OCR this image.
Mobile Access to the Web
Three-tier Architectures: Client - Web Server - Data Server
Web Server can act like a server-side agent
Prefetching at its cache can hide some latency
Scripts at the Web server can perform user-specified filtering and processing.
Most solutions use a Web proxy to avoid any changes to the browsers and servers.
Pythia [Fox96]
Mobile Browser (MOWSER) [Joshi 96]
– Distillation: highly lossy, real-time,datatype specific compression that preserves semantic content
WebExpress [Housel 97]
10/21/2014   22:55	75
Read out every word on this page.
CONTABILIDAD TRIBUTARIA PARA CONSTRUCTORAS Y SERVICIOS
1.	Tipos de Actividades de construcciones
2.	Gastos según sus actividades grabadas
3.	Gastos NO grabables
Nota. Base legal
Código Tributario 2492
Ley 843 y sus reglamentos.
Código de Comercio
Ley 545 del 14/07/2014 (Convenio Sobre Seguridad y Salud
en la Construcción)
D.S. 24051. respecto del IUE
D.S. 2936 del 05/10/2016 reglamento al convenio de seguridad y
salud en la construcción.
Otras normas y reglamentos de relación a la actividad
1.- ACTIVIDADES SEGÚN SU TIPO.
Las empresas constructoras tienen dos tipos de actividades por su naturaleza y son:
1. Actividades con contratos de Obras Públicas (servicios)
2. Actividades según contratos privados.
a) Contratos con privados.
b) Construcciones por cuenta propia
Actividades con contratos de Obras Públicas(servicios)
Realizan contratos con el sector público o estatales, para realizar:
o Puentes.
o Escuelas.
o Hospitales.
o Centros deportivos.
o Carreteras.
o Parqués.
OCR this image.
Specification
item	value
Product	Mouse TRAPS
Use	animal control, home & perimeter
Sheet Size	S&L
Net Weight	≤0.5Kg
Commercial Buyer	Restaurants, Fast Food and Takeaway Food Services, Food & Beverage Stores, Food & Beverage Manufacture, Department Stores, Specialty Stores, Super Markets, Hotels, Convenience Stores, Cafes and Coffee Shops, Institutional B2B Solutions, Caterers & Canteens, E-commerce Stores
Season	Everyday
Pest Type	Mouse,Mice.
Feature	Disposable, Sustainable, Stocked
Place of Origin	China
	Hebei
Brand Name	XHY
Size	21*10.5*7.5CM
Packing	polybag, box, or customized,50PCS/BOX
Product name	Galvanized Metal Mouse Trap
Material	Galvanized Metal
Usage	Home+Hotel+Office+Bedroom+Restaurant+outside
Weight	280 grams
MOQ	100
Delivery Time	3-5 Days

------

#### Stated exercise
Report only a number: how many lines in the material above contain the string "reglamentos".

#### Solved problem
2